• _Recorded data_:
⟨
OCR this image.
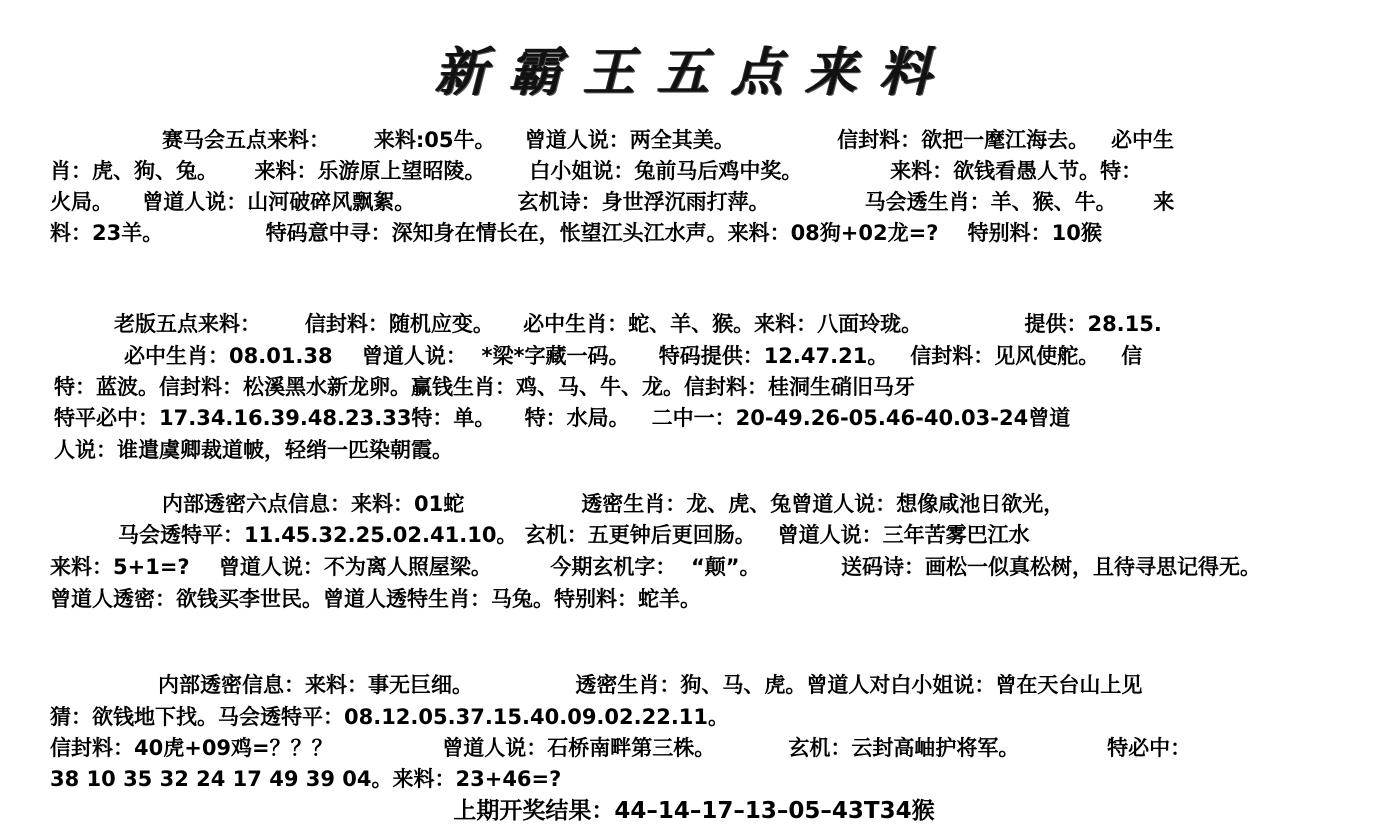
新霸王五点来料
赛马会五点来料：      来料:05牛。    曾道人说：两全其美。              信封料：欲把一麾江海去。   必中生
肖：虎、狗、兔。     来料：乐游原上望昭陵。      白小姐说：兔前马后鸡中奖。            来料：欲钱看愚人节。特：
火局。    曾道人说：山河破碎风飘絮。              玄机诗：身世浮沉雨打萍。             马会透生肖：羊、猴、牛。     来
料：23羊。              特码意中寻：深知身在情长在，怅望江头江水声。来料：08狗+02龙=?    特别料：10猴
老版五点来料：      信封料：随机应变。    必中生肖：蛇、羊、猴。来料：八面玲珑。              提供：28.15.
必中生肖：08.01.38    曾道人说：  *梁*字藏一码。    特码提供：12.47.21。   信封料：见风使舵。   信
特：蓝波。信封料：松溪黑水新龙卵。赢钱生肖：鸡、马、牛、龙。信封料：桂洞生硝旧马牙
特平必中：17.34.16.39.48.23.33特：单。    特：水局。   二中一：20-49.26-05.46-40.03-24曾道
人说：谁遣虞卿裁道帔，轻绡一匹染朝霞。
内部透密六点信息：来料：01蛇                透密生肖：龙、虎、兔曾道人说：想像咸池日欲光，
马会透特平：11.45.32.25.02.41.10。 玄机：五更钟后更回肠。   曾道人说：三年苦雾巴江水
来料：5+1=?    曾道人说：不为离人照屋梁。        今期玄机字：  “颠”。           送码诗：画松一似真松树，且待寻思记得无。
曾道人透密：欲钱买李世民。曾道人透特生肖：马兔。特别料：蛇羊。
内部透密信息：来料：事无巨细。              透密生肖：狗、马、虎。曾道人对白小姐说：曾在天台山上见
猜：欲钱地下找。马会透特平：08.12.05.37.15.40.09.02.22.11。
信封料：40虎+09鸡=？？？               曾道人说：石桥南畔第三株。          玄机：云封高岫护将军。            特必中：
38 10 35 32 24 17 49 39 04。来料：23+46=?
上期开奖结果：44–14–17–13–05–43T34猴
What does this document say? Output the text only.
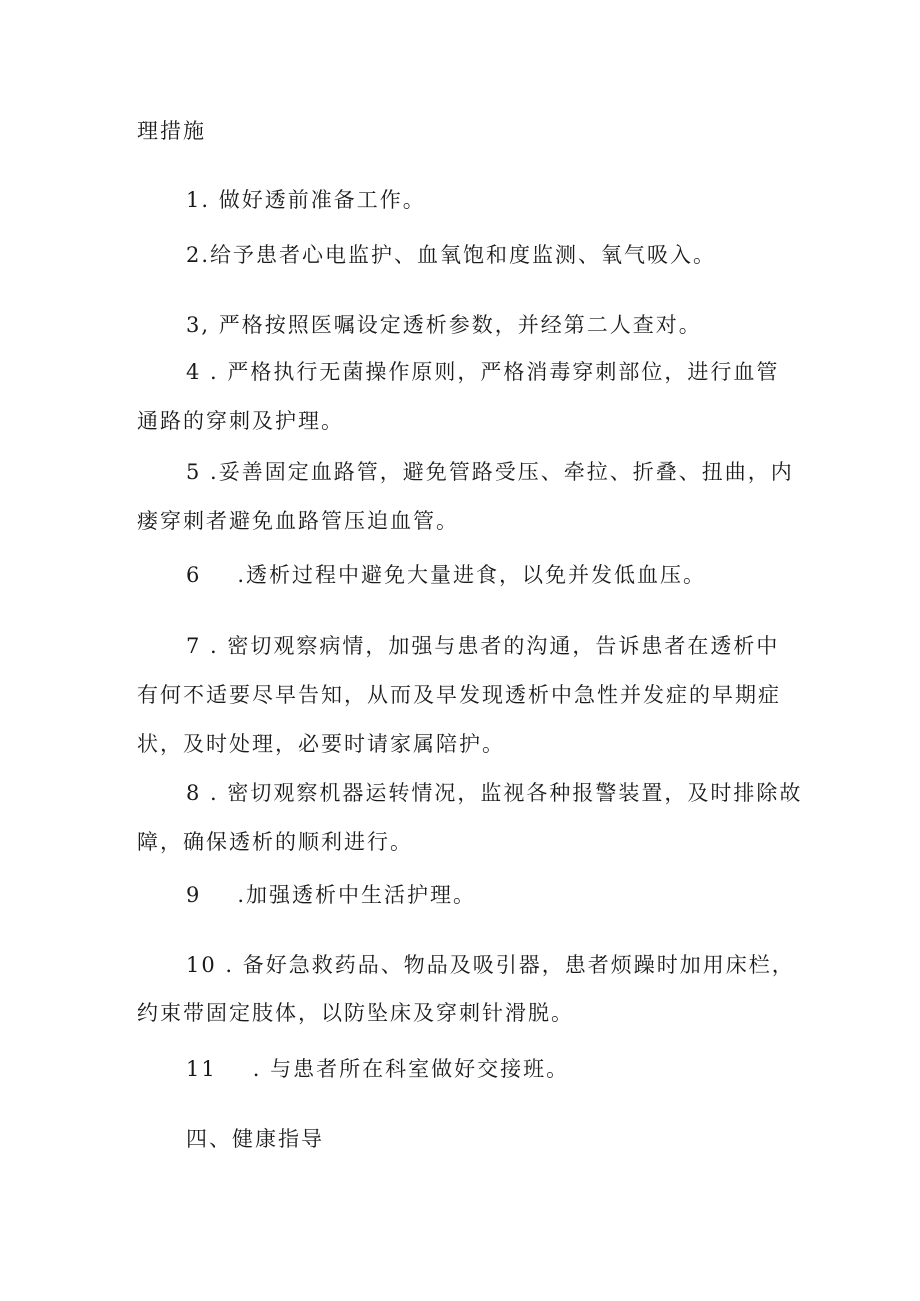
理措施
1. 做好透前准备工作。
2.给予患者心电监护、血氧饱和度监测、氧气吸入。
3, 严格按照医嘱设定透析参数，并经第二人查对。
4 . 严格执行无菌操作原则，严格消毒穿刺部位，进行血管
通路的穿刺及护理。
5 .妥善固定血路管，避免管路受压、牵拉、折叠、扭曲，内
瘘穿刺者避免血路管压迫血管。
6 .透析过程中避免大量进食，以免并发低血压。
7 . 密切观察病情，加强与患者的沟通，告诉患者在透析中
有何不适要尽早告知，从而及早发现透析中急性并发症的早期症
状，及时处理，必要时请家属陪护。
8 . 密切观察机器运转情况，监视各种报警装置，及时排除故
障，确保透析的顺利进行。
9 .加强透析中生活护理。
10 . 备好急救药品、物品及吸引器，患者烦躁时加用床栏，
约束带固定肢体，以防坠床及穿刺针滑脱。
11 . 与患者所在科室做好交接班。
四、健康指导
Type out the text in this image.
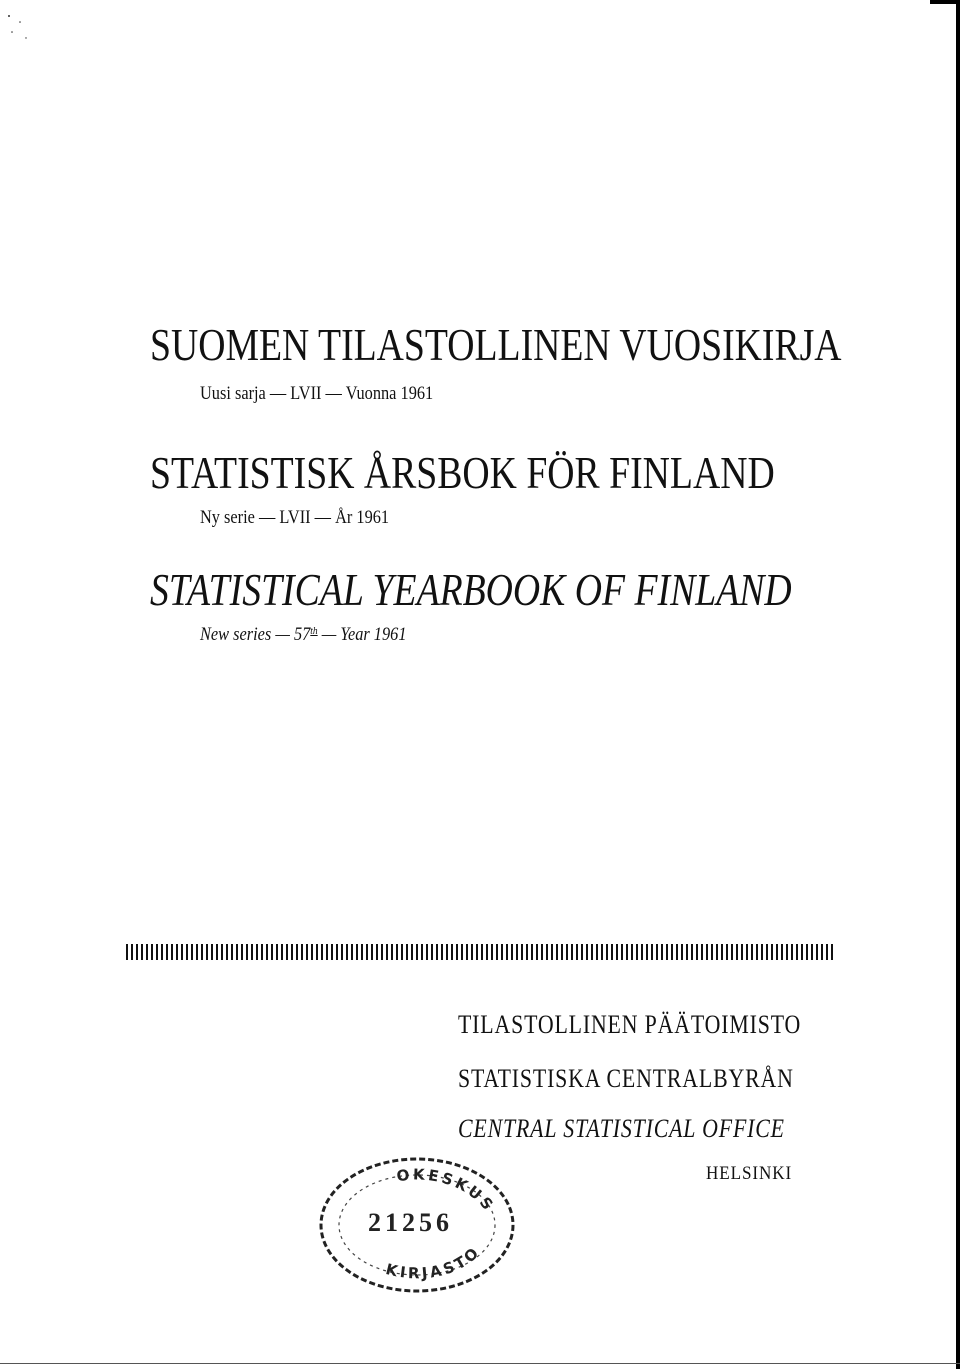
SUOMEN TILASTOLLINEN VUOSIKIRJA
Uusi sarja — LVII — Vuonna 1961
STATISTISK ÅRSBOK FÖR FINLAND
Ny serie — LVII — År 1961
STATISTICAL YEARBOOK OF FINLAND
New series — 57th — Year 1961
TILASTOLLINEN PÄÄTOIMISTO
STATISTISKA CENTRALBYRÅN
CENTRAL STATISTICAL OFFICE
HELSINKI
OKESKUS
KIRJASTO
21256
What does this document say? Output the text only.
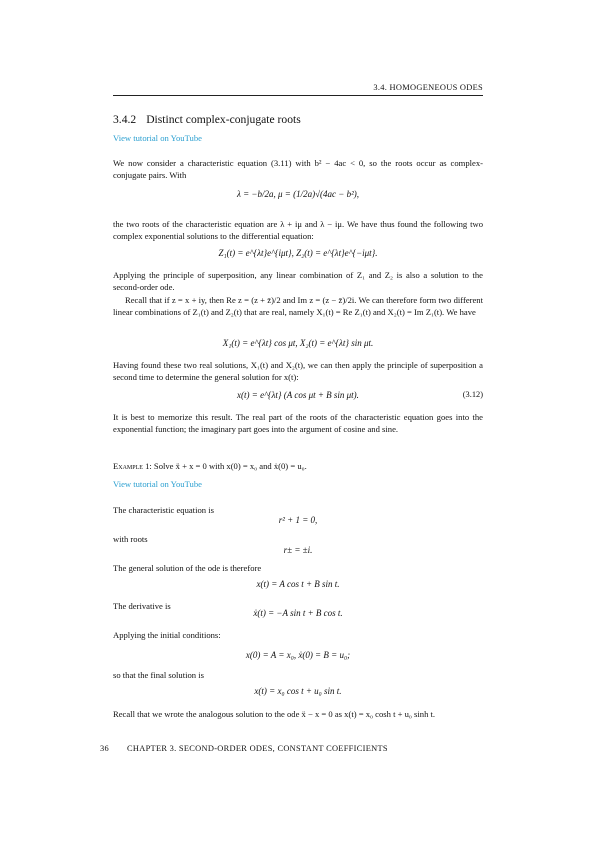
3.4. HOMOGENEOUS ODES
3.4.2 Distinct complex-conjugate roots
View tutorial on YouTube

We now consider a characteristic equation (3.11) with b² − 4ac < 0, so the roots occur as complex-conjugate pairs. With

λ = −b/2a, μ = (1/2a)√(4ac − b²),

the two roots of the characteristic equation are λ + iμ and λ − iμ. We have thus found the following two complex exponential solutions to the differential equation:

Z₁(t) = e^{λt}e^{iμt}, Z₂(t) = e^{λt}e^{−iμt}.

Applying the principle of superposition, any linear combination of Z₁ and Z₂ is also a solution to the second-order ode.

Recall that if z = x + iy, then Re z = (z + z̄)/2 and Im z = (z − z̄)/2i. We can therefore form two different linear combinations of Z₁(t) and Z₂(t) that are real, namely X₁(t) = Re Z₁(t) and X₂(t) = Im Z₁(t). We have

X₁(t) = e^{λt} cos μt, X₂(t) = e^{λt} sin μt.

Having found these two real solutions, X₁(t) and X₂(t), we can then apply the principle of superposition a second time to determine the general solution for x(t):

x(t) = e^{λt} (A cos μt + B sin μt).	(3.12)

It is best to memorize this result. The real part of the roots of the characteristic equation goes into the exponential function; the imaginary part goes into the argument of cosine and sine.

Example 1: Solve ẍ + x = 0 with x(0) = x₀ and ẋ(0) = u₀.

View tutorial on YouTube

The characteristic equation is

r² + 1 = 0,

with roots

r± = ±i.

The general solution of the ode is therefore

x(t) = A cos t + B sin t.

The derivative is

ẋ(t) = −A sin t + B cos t.

Applying the initial conditions:

x(0) = A = x₀, ẋ(0) = B = u₀;

so that the final solution is

x(t) = x₀ cos t + u₀ sin t.

Recall that we wrote the analogous solution to the ode ẍ − x = 0 as x(t) = x₀ cosh t + u₀ sinh t.

36 CHAPTER 3. SECOND-ORDER ODES, CONSTANT COEFFICIENTS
⟩
Search the entries for the word "have" and pick out every line that holds it.

• _The completed task_:
the two roots of the characteristic equation are λ + iμ and λ − iμ. We have thus found the following two complex exponential solutions to the differential equation:
Recall that if z = x + iy, then Re z = (z + z̄)/2 and Im z = (z − z̄)/2i. We can therefore form two different linear combinations of Z₁(t) and Z₂(t) that are real, namely X₁(t) = Re Z₁(t) and X₂(t) = Im Z₁(t). We have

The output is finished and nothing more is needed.